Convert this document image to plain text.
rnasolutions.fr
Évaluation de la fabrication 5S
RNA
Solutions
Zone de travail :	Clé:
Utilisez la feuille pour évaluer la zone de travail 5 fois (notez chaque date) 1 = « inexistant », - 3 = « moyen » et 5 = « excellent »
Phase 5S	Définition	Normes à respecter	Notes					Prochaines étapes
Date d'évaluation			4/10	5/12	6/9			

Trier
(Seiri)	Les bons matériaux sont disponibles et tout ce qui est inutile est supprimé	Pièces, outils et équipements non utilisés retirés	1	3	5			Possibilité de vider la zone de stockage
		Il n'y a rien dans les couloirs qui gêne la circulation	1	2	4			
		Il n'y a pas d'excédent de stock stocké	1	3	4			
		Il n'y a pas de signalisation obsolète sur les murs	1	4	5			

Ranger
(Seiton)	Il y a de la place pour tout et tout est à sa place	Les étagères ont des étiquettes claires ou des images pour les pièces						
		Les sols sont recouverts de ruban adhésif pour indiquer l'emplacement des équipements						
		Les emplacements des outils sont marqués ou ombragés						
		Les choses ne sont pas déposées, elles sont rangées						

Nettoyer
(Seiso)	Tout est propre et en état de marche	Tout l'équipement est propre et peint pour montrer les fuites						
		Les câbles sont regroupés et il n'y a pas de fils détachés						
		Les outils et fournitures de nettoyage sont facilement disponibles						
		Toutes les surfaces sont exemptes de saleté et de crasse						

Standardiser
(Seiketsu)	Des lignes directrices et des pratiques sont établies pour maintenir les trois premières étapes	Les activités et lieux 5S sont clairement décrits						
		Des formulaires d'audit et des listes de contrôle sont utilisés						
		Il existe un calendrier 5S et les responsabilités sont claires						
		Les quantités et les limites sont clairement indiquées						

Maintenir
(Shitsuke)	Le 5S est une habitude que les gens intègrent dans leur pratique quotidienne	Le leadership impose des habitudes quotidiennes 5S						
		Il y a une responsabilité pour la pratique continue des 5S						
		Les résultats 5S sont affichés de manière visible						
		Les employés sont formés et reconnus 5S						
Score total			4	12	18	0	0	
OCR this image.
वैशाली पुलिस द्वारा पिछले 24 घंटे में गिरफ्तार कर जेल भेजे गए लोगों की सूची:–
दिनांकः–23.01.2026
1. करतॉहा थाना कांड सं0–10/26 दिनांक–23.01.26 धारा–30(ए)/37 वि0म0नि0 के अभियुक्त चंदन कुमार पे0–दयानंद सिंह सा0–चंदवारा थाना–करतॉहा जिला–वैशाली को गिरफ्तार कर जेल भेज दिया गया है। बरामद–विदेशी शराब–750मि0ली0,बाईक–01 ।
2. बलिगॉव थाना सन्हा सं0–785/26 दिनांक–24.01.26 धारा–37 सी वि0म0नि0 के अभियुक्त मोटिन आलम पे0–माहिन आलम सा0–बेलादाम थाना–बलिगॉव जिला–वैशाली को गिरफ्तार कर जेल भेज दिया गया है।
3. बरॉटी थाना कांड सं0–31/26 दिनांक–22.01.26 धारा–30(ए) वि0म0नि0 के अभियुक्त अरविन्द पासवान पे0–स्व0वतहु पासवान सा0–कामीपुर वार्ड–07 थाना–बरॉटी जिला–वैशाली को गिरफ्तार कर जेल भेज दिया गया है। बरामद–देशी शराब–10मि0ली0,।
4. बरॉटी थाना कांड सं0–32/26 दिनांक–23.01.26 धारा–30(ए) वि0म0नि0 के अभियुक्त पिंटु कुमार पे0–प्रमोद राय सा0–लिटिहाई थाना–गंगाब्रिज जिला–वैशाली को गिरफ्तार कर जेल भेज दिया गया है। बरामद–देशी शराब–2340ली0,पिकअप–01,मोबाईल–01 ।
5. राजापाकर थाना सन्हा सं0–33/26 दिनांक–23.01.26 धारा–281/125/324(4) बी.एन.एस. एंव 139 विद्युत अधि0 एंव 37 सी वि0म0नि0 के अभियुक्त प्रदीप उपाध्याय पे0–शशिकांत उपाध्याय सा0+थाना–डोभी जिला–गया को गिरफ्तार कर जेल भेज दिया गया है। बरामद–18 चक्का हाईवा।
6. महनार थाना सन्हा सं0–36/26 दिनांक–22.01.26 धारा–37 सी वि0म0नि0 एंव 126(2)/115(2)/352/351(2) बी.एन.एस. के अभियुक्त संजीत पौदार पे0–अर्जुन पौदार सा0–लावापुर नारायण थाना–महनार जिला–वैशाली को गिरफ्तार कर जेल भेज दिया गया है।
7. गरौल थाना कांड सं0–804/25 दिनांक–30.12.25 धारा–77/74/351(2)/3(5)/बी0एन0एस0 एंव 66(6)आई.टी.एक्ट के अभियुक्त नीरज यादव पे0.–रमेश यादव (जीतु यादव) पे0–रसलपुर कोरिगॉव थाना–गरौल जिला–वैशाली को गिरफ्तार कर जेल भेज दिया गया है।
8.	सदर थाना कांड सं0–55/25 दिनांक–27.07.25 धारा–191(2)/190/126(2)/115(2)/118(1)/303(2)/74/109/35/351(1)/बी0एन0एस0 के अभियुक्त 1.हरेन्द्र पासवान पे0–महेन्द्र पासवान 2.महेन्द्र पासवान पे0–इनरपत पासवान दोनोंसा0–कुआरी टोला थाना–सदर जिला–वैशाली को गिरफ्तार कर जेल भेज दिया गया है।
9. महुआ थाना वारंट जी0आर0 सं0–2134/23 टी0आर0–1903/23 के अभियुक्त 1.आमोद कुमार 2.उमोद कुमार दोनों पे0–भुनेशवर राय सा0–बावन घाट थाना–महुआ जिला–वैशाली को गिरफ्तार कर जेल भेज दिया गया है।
___
• [TO DO] Please reproduce every line of the material word for word.

• [RESULT OF THIS TASK]
Convert this document image to plain text.
rnasolutions.fr
Évaluation de la fabrication 5S
RNA
Solutions
Zone de travail :	Clé:
Utilisez la feuille pour évaluer la zone de travail 5 fois (notez chaque date) 1 = « inexistant », - 3 = « moyen » et 5 = « excellent »
Phase 5S	Définition	Normes à respecter	Notes					Prochaines étapes
Date d'évaluation			4/10	5/12	6/9			

Trier
(Seiri)	Les bons matériaux sont disponibles et tout ce qui est inutile est supprimé	Pièces, outils et équipements non utilisés retirés	1	3	5			Possibilité de vider la zone de stockage
		Il n'y a rien dans les couloirs qui gêne la circulation	1	2	4			
		Il n'y a pas d'excédent de stock stocké	1	3	4			
		Il n'y a pas de signalisation obsolète sur les murs	1	4	5			

Ranger
(Seiton)	Il y a de la place pour tout et tout est à sa place	Les étagères ont des étiquettes claires ou des images pour les pièces						
		Les sols sont recouverts de ruban adhésif pour indiquer l'emplacement des équipements						
		Les emplacements des outils sont marqués ou ombragés						
		Les choses ne sont pas déposées, elles sont rangées						

Nettoyer
(Seiso)	Tout est propre et en état de marche	Tout l'équipement est propre et peint pour montrer les fuites						
		Les câbles sont regroupés et il n'y a pas de fils détachés						
		Les outils et fournitures de nettoyage sont facilement disponibles						
		Toutes les surfaces sont exemptes de saleté et de crasse						

Standardiser
(Seiketsu)	Des lignes directrices et des pratiques sont établies pour maintenir les trois premières étapes	Les activités et lieux 5S sont clairement décrits						
		Des formulaires d'audit et des listes de contrôle sont utilisés						
		Il existe un calendrier 5S et les responsabilités sont claires						
		Les quantités et les limites sont clairement indiquées						

Maintenir
(Shitsuke)	Le 5S est une habitude que les gens intègrent dans leur pratique quotidienne	Le leadership impose des habitudes quotidiennes 5S						
		Il y a une responsabilité pour la pratique continue des 5S						
		Les résultats 5S sont affichés de manière visible						
		Les employés sont formés et reconnus 5S						
Score total			4	12	18	0	0	
OCR this image.
वैशाली पुलिस द्वारा पिछले 24 घंटे में गिरफ्तार कर जेल भेजे गए लोगों की सूची:–
दिनांकः–23.01.2026
1. करतॉहा थाना कांड सं0–10/26 दिनांक–23.01.26 धारा–30(ए)/37 वि0म0नि0 के अभियुक्त चंदन कुमार पे0–दयानंद सिंह सा0–चंदवारा थाना–करतॉहा जिला–वैशाली को गिरफ्तार कर जेल भेज दिया गया है। बरामद–विदेशी शराब–750मि0ली0,बाईक–01 ।
2. बलिगॉव थाना सन्हा सं0–785/26 दिनांक–24.01.26 धारा–37 सी वि0म0नि0 के अभियुक्त मोटिन आलम पे0–माहिन आलम सा0–बेलादाम थाना–बलिगॉव जिला–वैशाली को गिरफ्तार कर जेल भेज दिया गया है।
3. बरॉटी थाना कांड सं0–31/26 दिनांक–22.01.26 धारा–30(ए) वि0म0नि0 के अभियुक्त अरविन्द पासवान पे0–स्व0वतहु पासवान सा0–कामीपुर वार्ड–07 थाना–बरॉटी जिला–वैशाली को गिरफ्तार कर जेल भेज दिया गया है। बरामद–देशी शराब–10मि0ली0,।
4. बरॉटी थाना कांड सं0–32/26 दिनांक–23.01.26 धारा–30(ए) वि0म0नि0 के अभियुक्त पिंटु कुमार पे0–प्रमोद राय सा0–लिटिहाई थाना–गंगाब्रिज जिला–वैशाली को गिरफ्तार कर जेल भेज दिया गया है। बरामद–देशी शराब–2340ली0,पिकअप–01,मोबाईल–01 ।
5. राजापाकर थाना सन्हा सं0–33/26 दिनांक–23.01.26 धारा–281/125/324(4) बी.एन.एस. एंव 139 विद्युत अधि0 एंव 37 सी वि0म0नि0 के अभियुक्त प्रदीप उपाध्याय पे0–शशिकांत उपाध्याय सा0+थाना–डोभी जिला–गया को गिरफ्तार कर जेल भेज दिया गया है। बरामद–18 चक्का हाईवा।
6. महनार थाना सन्हा सं0–36/26 दिनांक–22.01.26 धारा–37 सी वि0म0नि0 एंव 126(2)/115(2)/352/351(2) बी.एन.एस. के अभियुक्त संजीत पौदार पे0–अर्जुन पौदार सा0–लावापुर नारायण थाना–महनार जिला–वैशाली को गिरफ्तार कर जेल भेज दिया गया है।
7. गरौल थाना कांड सं0–804/25 दिनांक–30.12.25 धारा–77/74/351(2)/3(5)/बी0एन0एस0 एंव 66(6)आई.टी.एक्ट के अभियुक्त नीरज यादव पे0.–रमेश यादव (जीतु यादव) पे0–रसलपुर कोरिगॉव थाना–गरौल जिला–वैशाली को गिरफ्तार कर जेल भेज दिया गया है।
8.	सदर थाना कांड सं0–55/25 दिनांक–27.07.25 धारा–191(2)/190/126(2)/115(2)/118(1)/303(2)/74/109/35/351(1)/बी0एन0एस0 के अभियुक्त 1.हरेन्द्र पासवान पे0–महेन्द्र पासवान 2.महेन्द्र पासवान पे0–इनरपत पासवान दोनोंसा0–कुआरी टोला थाना–सदर जिला–वैशाली को गिरफ्तार कर जेल भेज दिया गया है।
9. महुआ थाना वारंट जी0आर0 सं0–2134/23 टी0आर0–1903/23 के अभियुक्त 1.आमोद कुमार 2.उमोद कुमार दोनों पे0–भुनेशवर राय सा0–बावन घाट थाना–महुआ जिला–वैशाली को गिरफ्तार कर जेल भेज दिया गया है।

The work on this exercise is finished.